Instruction
All of the data should be output character for character, except the pictures.

◆ ◆ ◆ ◆ ◆ ◆ ◆

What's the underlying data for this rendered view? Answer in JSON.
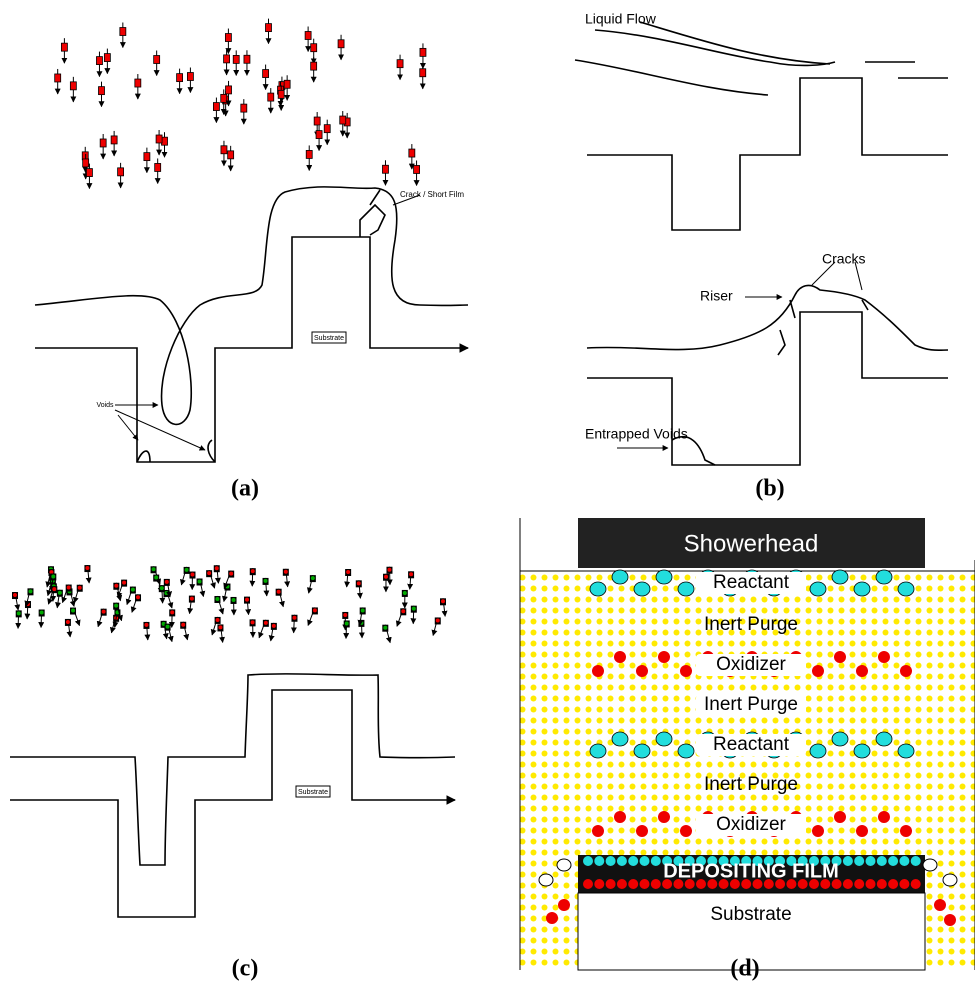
{
  "panels": [
    {
      "caption": "(a)",
      "labels": [
        "Crack / Short Film",
        "Substrate",
        "Voids"
      ]
    },
    {
      "caption": "(b)",
      "labels": [
        "Liquid Flow",
        "Riser",
        "Cracks",
        "Entrapped Voids"
      ]
    },
    {
      "caption": "(c)",
      "labels": [
        "Substrate"
      ]
    },
    {
      "caption": "(d)",
      "showerhead": "Showerhead",
      "layers": [
        "Reactant",
        "Inert Purge",
        "Oxidizer",
        "Inert Purge",
        "Reactant",
        "Inert Purge",
        "Oxidizer"
      ],
      "film": "DEPOSITING FILM",
      "substrate": "Substrate"
    }
  ]
}
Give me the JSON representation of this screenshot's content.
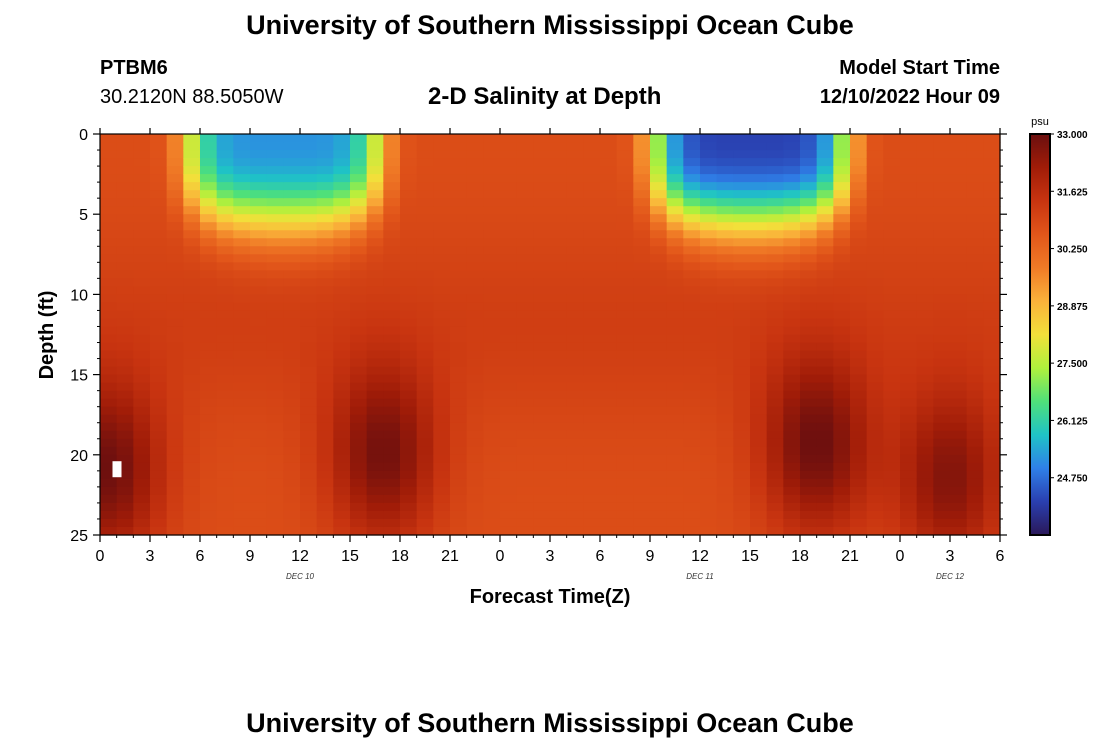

◆ ◆ ◆ ◆ ◆ ◆ ◆

Answer for the task
What's the underlying data for this rendered view? Answer in JSON.
{
  "panels": [
    {
      "caption": "(a)",
      "labels": [
        "Crack / Short Film",
        "Substrate",
        "Voids"
      ]
    },
    {
      "caption": "(b)",
      "labels": [
        "Liquid Flow",
        "Riser",
        "Cracks",
        "Entrapped Voids"
      ]
    },
    {
      "caption": "(c)",
      "labels": [
        "Substrate"
      ]
    },
    {
      "caption": "(d)",
      "showerhead": "Showerhead",
      "layers": [
        "Reactant",
        "Inert Purge",
        "Oxidizer",
        "Inert Purge",
        "Reactant",
        "Inert Purge",
        "Oxidizer"
      ],
      "film": "DEPOSITING FILM",
      "substrate": "Substrate"
    }
  ]
}
Give me the JSON representation of this screenshot's content.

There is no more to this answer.